-- Start of DATA FOR THE TASK --

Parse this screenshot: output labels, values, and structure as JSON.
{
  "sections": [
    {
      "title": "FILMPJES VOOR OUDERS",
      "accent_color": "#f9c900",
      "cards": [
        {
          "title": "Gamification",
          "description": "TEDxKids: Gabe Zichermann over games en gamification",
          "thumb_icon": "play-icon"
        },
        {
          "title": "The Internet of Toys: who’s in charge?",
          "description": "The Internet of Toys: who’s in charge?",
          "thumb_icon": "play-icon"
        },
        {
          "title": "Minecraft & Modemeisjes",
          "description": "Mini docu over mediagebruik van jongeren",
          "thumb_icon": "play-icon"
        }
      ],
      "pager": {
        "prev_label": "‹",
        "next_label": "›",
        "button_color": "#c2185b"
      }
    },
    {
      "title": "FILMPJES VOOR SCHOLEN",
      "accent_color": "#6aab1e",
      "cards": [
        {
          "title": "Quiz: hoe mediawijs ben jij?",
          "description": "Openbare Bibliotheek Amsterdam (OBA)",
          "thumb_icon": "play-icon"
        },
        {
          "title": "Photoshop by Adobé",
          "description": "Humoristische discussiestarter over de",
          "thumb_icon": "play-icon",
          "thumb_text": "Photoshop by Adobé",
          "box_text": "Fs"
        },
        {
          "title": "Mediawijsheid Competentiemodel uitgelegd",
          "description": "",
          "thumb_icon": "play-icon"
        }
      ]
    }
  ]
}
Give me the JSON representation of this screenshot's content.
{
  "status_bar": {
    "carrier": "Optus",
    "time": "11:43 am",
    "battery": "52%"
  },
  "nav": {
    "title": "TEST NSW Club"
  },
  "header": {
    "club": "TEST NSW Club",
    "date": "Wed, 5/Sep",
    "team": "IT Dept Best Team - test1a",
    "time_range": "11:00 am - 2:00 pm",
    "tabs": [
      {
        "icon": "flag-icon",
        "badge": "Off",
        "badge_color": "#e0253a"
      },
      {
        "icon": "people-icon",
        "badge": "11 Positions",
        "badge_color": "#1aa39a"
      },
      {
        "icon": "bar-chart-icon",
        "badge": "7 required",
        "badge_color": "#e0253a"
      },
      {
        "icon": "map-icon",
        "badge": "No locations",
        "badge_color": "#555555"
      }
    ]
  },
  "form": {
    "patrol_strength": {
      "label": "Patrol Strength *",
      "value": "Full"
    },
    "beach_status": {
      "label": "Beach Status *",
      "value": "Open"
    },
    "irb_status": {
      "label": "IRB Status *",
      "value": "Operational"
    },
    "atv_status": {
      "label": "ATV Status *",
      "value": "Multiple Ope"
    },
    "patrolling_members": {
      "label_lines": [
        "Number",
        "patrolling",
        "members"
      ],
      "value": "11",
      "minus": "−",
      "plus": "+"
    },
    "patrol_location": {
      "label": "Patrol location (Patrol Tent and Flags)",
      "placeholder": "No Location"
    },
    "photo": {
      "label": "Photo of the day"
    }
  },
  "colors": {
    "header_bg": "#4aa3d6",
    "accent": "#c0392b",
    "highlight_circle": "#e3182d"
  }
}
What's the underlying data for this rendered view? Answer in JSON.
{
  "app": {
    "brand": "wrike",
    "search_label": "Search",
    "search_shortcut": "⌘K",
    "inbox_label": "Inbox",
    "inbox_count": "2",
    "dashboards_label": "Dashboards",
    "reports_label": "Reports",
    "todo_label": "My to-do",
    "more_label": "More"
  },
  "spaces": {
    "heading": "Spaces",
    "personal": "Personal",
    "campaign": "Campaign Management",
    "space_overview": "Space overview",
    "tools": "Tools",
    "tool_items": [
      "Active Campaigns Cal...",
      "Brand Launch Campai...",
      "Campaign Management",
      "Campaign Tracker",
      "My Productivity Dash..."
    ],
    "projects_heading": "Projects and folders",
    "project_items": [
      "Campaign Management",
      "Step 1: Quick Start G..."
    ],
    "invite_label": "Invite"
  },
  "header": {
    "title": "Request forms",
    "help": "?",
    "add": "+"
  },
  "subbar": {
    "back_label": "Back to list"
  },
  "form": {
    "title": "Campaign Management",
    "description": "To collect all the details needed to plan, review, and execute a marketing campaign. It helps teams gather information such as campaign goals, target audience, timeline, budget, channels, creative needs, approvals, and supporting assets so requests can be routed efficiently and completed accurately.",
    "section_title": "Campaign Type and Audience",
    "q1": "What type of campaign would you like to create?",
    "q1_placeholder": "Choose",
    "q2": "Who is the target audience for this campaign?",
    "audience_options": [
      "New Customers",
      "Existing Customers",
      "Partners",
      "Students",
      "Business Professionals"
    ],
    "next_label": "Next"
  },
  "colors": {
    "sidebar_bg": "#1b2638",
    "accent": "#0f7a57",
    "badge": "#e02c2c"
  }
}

-- End of DATA FOR THE TASK --

Search the records for the string "Photoshop" and return every line in which it occurs.

# EXPECTED ANSWER
          "title": "Photoshop by Adobé",
          "thumb_text": "Photoshop by Adobé",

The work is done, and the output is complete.